**Records excerpted from a collection:**
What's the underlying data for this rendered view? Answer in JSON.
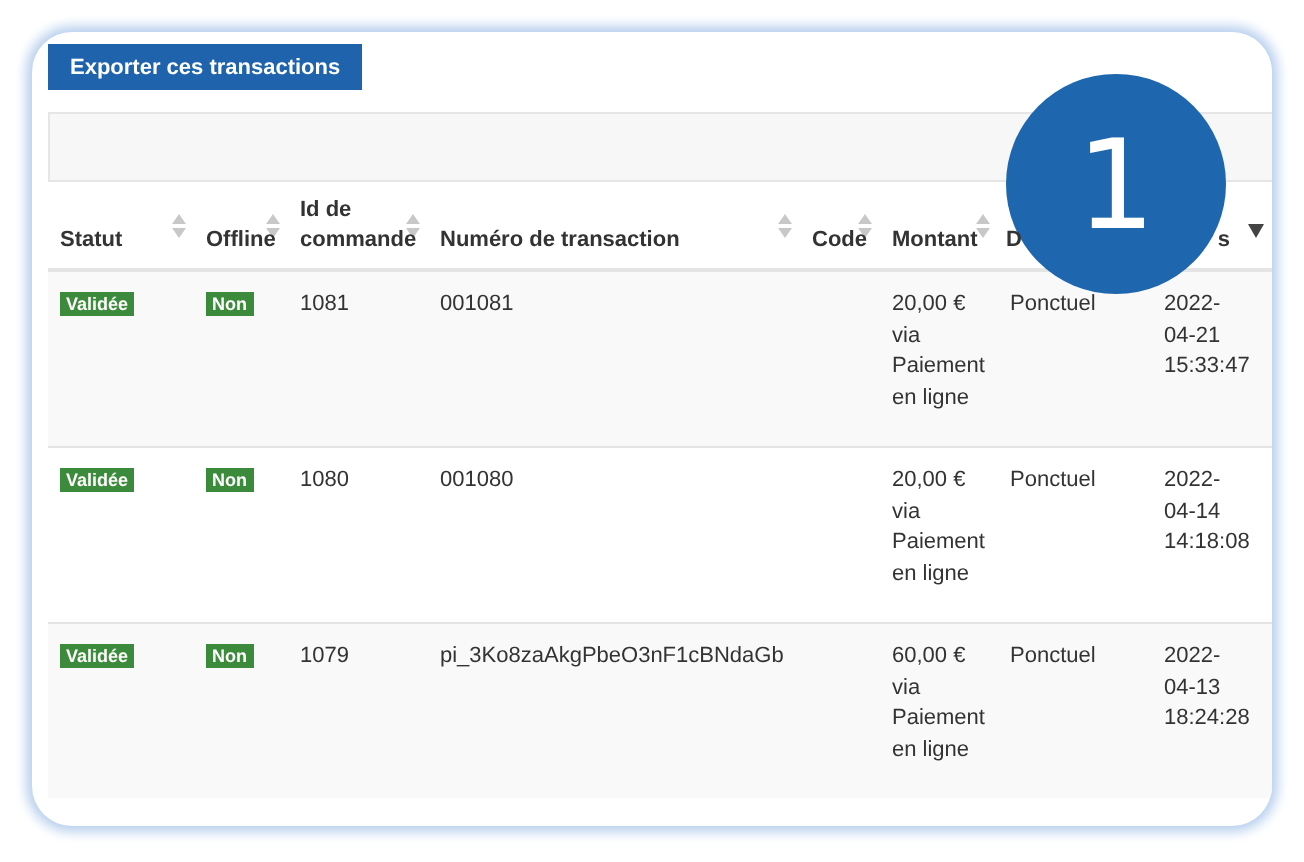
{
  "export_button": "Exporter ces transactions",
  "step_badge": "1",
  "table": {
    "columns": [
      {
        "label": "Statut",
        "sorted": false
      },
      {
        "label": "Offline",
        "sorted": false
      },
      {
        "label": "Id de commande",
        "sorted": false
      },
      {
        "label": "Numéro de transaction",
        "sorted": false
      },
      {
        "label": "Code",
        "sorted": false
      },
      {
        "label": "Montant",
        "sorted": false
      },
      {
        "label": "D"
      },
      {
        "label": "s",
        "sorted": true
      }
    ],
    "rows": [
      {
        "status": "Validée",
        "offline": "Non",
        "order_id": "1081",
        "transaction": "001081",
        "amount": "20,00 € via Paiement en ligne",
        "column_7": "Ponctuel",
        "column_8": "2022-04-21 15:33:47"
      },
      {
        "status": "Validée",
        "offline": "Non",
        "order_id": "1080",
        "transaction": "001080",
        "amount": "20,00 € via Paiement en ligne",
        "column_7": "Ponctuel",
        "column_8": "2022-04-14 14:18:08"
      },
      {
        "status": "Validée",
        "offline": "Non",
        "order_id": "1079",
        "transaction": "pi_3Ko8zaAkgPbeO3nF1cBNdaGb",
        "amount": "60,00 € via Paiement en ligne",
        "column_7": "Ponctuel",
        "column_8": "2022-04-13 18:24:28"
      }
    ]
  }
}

**Directions:** Return each line of the data, keeping its wording exact and omitting pictures.

**Answer to this task:**
What's the underlying data for this rendered view? Answer in JSON.
{
  "export_button": "Exporter ces transactions",
  "step_badge": "1",
  "table": {
    "columns": [
      {
        "label": "Statut",
        "sorted": false
      },
      {
        "label": "Offline",
        "sorted": false
      },
      {
        "label": "Id de commande",
        "sorted": false
      },
      {
        "label": "Numéro de transaction",
        "sorted": false
      },
      {
        "label": "Code",
        "sorted": false
      },
      {
        "label": "Montant",
        "sorted": false
      },
      {
        "label": "D"
      },
      {
        "label": "s",
        "sorted": true
      }
    ],
    "rows": [
      {
        "status": "Validée",
        "offline": "Non",
        "order_id": "1081",
        "transaction": "001081",
        "amount": "20,00 € via Paiement en ligne",
        "column_7": "Ponctuel",
        "column_8": "2022-04-21 15:33:47"
      },
      {
        "status": "Validée",
        "offline": "Non",
        "order_id": "1080",
        "transaction": "001080",
        "amount": "20,00 € via Paiement en ligne",
        "column_7": "Ponctuel",
        "column_8": "2022-04-14 14:18:08"
      },
      {
        "status": "Validée",
        "offline": "Non",
        "order_id": "1079",
        "transaction": "pi_3Ko8zaAkgPbeO3nF1cBNdaGb",
        "amount": "60,00 € via Paiement en ligne",
        "column_7": "Ponctuel",
        "column_8": "2022-04-13 18:24:28"
      }
    ]
  }
}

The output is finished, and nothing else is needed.